Source data:
::::::::

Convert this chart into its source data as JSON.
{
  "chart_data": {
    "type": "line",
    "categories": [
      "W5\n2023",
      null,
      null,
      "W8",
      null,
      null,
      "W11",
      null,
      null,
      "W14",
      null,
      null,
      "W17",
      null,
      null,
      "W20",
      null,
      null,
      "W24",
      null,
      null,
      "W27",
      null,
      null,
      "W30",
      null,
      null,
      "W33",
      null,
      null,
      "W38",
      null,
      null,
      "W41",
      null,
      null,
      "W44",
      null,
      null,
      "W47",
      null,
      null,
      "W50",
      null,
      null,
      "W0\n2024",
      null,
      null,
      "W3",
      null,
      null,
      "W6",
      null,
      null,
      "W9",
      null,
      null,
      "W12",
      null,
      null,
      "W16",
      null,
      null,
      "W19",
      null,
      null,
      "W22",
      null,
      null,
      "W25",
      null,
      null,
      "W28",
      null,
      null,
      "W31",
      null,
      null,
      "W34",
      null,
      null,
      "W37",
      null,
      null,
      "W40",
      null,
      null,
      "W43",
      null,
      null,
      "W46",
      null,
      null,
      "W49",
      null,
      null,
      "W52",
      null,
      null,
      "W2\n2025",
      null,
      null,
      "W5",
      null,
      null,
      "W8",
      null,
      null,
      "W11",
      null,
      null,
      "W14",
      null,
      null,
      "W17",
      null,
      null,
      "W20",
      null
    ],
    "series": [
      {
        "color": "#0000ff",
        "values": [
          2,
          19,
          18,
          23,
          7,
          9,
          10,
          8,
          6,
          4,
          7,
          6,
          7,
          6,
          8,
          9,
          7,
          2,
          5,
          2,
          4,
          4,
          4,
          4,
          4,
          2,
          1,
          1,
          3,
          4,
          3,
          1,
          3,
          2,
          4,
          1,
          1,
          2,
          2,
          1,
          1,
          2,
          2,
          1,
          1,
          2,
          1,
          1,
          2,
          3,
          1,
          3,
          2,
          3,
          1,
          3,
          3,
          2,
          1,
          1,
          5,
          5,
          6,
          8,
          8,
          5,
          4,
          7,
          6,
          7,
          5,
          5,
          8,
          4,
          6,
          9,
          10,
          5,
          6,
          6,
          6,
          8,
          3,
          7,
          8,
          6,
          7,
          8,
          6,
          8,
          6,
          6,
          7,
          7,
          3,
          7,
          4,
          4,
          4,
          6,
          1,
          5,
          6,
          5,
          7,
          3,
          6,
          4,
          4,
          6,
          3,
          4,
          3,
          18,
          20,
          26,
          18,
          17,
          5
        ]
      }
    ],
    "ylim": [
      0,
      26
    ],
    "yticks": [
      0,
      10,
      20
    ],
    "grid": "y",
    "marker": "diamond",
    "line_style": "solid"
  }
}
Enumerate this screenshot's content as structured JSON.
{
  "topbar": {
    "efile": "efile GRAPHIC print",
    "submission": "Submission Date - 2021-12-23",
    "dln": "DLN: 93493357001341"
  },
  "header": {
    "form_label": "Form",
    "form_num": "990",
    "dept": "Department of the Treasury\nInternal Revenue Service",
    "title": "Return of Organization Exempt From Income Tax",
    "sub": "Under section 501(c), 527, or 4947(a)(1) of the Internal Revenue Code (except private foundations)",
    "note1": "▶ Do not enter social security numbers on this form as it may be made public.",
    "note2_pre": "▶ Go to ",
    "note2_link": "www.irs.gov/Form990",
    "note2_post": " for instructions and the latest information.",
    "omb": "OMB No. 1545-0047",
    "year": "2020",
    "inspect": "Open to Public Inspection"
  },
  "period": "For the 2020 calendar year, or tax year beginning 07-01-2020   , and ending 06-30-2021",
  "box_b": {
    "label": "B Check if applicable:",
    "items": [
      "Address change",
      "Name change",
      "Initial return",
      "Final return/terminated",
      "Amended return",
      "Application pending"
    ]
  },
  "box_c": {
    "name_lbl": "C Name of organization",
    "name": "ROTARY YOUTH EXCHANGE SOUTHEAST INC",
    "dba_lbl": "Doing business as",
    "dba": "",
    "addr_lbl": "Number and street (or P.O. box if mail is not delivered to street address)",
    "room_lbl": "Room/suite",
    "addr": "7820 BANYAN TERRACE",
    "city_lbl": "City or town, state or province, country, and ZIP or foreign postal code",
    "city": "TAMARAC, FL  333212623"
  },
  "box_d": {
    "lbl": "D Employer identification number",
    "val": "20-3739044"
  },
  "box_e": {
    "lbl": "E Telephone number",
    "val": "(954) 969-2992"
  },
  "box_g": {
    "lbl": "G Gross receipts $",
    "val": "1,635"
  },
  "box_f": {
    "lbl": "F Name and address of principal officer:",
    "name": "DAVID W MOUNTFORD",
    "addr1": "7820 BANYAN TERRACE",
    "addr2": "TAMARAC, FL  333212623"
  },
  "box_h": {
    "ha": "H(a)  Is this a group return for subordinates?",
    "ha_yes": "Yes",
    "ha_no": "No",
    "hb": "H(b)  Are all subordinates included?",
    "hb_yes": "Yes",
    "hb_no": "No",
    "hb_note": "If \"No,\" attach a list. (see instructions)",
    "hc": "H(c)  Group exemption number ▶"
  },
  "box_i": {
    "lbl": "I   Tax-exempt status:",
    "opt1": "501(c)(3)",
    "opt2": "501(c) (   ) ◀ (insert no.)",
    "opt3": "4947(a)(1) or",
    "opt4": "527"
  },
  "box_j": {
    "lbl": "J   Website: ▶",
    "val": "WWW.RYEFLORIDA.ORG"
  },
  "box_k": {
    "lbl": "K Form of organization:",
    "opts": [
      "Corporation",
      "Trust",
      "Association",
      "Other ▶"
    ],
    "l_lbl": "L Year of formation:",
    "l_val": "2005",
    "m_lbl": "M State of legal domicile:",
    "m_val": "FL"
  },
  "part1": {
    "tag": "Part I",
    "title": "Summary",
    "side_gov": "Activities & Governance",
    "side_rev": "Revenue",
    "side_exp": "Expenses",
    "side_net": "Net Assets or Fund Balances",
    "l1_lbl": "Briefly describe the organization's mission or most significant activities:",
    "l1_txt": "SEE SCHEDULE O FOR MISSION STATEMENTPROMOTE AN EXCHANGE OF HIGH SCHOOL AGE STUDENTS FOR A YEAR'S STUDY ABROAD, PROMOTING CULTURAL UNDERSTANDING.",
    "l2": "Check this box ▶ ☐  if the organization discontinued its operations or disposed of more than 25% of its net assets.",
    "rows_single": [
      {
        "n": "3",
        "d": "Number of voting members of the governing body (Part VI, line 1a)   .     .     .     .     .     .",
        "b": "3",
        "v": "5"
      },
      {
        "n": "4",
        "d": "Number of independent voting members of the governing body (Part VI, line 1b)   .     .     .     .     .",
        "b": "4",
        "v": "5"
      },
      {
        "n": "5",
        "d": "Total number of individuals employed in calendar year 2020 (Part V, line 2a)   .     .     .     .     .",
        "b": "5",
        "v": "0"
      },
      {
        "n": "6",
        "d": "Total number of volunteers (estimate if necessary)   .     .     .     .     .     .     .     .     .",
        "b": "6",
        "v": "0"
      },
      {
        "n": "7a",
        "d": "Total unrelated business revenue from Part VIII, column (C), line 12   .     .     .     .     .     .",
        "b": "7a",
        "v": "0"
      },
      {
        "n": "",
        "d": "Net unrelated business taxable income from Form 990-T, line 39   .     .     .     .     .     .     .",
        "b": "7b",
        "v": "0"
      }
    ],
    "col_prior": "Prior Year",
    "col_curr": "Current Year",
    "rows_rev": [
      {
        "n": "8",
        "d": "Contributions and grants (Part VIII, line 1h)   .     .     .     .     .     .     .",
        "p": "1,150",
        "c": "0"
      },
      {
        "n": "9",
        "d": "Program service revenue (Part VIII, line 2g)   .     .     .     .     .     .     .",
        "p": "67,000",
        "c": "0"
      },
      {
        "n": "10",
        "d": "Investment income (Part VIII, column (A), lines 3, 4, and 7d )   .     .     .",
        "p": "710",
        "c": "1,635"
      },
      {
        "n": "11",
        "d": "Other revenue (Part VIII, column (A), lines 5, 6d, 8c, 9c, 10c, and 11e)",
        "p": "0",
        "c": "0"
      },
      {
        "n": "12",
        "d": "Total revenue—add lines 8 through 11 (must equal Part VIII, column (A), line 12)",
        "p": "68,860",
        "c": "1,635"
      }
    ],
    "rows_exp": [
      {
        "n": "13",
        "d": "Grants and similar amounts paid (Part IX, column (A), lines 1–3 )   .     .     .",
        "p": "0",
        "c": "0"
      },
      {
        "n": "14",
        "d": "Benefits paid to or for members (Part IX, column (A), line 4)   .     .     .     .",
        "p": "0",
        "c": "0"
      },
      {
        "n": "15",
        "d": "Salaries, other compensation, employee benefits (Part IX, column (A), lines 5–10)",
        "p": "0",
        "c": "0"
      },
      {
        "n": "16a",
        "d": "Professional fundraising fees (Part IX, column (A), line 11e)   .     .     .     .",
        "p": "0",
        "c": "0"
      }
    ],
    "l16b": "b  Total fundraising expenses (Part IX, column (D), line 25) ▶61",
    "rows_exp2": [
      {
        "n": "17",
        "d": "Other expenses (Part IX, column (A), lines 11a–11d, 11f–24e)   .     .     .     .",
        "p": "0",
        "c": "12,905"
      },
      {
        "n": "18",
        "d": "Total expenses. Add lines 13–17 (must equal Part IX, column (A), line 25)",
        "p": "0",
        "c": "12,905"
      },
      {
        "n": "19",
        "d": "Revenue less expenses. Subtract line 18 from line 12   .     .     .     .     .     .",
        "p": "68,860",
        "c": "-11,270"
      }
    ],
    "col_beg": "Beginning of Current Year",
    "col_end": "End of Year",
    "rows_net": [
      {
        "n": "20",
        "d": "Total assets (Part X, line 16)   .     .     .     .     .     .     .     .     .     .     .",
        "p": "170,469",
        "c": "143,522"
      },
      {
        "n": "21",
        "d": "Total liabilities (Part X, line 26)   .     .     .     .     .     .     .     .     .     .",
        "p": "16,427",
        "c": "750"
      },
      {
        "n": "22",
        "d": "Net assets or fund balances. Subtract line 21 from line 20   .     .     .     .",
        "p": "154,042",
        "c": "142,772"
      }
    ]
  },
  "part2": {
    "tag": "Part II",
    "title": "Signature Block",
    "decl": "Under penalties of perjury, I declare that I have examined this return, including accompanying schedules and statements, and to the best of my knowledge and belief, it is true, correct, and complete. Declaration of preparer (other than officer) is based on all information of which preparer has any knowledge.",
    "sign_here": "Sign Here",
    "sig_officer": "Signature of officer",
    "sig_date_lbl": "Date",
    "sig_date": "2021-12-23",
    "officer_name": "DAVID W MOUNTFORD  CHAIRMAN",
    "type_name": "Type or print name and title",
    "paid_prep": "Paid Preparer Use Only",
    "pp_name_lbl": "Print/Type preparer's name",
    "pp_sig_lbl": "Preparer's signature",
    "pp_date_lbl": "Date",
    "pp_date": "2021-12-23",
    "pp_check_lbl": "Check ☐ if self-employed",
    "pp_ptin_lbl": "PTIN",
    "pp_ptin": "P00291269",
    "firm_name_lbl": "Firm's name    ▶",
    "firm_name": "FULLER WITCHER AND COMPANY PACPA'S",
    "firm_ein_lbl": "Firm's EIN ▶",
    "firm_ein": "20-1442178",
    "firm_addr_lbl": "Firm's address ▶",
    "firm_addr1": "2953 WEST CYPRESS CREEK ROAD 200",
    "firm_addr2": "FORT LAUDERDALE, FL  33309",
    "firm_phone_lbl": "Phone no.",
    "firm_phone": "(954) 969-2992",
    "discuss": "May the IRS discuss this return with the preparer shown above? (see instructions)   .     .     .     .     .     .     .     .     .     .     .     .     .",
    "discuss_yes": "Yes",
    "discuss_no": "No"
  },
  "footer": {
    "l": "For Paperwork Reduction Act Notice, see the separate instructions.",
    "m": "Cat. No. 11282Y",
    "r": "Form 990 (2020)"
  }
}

::::::::

TASK BRIEF
From the data above, copy each line that has the string "calendar".

CORRECT OUTPUT
  "period": "For the 2020 calendar year, or tax year beginning 07-01-2020   , and ending 06-30-2021",
        "d": "Total number of individuals employed in calendar year 2020 (Part V, line 2a)   .     .     .     .     .",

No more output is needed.